=== Your goal ===
Set down exactly the lines running from the line with "Transcribe the text in this document." to the end of the listing below, both ends included.

Start of Entries provided

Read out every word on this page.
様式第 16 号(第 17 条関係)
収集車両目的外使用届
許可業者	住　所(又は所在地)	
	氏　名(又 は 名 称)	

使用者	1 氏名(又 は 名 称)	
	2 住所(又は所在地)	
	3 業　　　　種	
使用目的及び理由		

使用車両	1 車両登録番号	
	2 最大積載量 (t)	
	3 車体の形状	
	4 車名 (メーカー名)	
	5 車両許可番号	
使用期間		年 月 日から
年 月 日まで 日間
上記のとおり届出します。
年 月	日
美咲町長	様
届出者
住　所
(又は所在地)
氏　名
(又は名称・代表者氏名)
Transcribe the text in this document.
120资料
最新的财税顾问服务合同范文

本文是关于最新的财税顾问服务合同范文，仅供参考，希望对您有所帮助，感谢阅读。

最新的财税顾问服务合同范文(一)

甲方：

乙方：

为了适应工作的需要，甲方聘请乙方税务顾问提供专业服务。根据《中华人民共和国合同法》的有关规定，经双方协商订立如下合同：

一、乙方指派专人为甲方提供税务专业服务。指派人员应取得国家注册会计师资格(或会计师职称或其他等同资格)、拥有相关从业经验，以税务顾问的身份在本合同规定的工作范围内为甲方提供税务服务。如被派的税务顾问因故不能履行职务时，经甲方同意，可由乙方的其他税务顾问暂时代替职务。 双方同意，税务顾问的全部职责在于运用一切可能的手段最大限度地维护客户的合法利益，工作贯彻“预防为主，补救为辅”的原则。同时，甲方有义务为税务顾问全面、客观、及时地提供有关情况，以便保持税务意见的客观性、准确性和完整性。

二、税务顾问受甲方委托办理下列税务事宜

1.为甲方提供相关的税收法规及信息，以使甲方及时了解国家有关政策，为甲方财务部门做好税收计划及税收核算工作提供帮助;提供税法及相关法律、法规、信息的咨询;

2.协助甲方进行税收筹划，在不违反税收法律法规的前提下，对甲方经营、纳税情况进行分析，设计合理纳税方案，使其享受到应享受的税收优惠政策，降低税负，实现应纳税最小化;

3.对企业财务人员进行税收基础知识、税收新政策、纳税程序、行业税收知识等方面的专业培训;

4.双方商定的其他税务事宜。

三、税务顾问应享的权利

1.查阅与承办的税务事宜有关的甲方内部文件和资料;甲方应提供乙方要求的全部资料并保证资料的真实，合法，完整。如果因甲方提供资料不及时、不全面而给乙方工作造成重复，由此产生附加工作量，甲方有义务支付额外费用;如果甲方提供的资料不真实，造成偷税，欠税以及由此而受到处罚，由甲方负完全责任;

End of Entries provided

=== Worked answer ===
Transcribe the text in this document.
120资料
最新的财税顾问服务合同范文

本文是关于最新的财税顾问服务合同范文，仅供参考，希望对您有所帮助，感谢阅读。

最新的财税顾问服务合同范文(一)

甲方：

乙方：

为了适应工作的需要，甲方聘请乙方税务顾问提供专业服务。根据《中华人民共和国合同法》的有关规定，经双方协商订立如下合同：

一、乙方指派专人为甲方提供税务专业服务。指派人员应取得国家注册会计师资格(或会计师职称或其他等同资格)、拥有相关从业经验，以税务顾问的身份在本合同规定的工作范围内为甲方提供税务服务。如被派的税务顾问因故不能履行职务时，经甲方同意，可由乙方的其他税务顾问暂时代替职务。 双方同意，税务顾问的全部职责在于运用一切可能的手段最大限度地维护客户的合法利益，工作贯彻“预防为主，补救为辅”的原则。同时，甲方有义务为税务顾问全面、客观、及时地提供有关情况，以便保持税务意见的客观性、准确性和完整性。

二、税务顾问受甲方委托办理下列税务事宜

1.为甲方提供相关的税收法规及信息，以使甲方及时了解国家有关政策，为甲方财务部门做好税收计划及税收核算工作提供帮助;提供税法及相关法律、法规、信息的咨询;

2.协助甲方进行税收筹划，在不违反税收法律法规的前提下，对甲方经营、纳税情况进行分析，设计合理纳税方案，使其享受到应享受的税收优惠政策，降低税负，实现应纳税最小化;

3.对企业财务人员进行税收基础知识、税收新政策、纳税程序、行业税收知识等方面的专业培训;

4.双方商定的其他税务事宜。

三、税务顾问应享的权利

1.查阅与承办的税务事宜有关的甲方内部文件和资料;甲方应提供乙方要求的全部资料并保证资料的真实，合法，完整。如果因甲方提供资料不及时、不全面而给乙方工作造成重复，由此产生附加工作量，甲方有义务支付额外费用;如果甲方提供的资料不真实，造成偷税，欠税以及由此而受到处罚，由甲方负完全责任;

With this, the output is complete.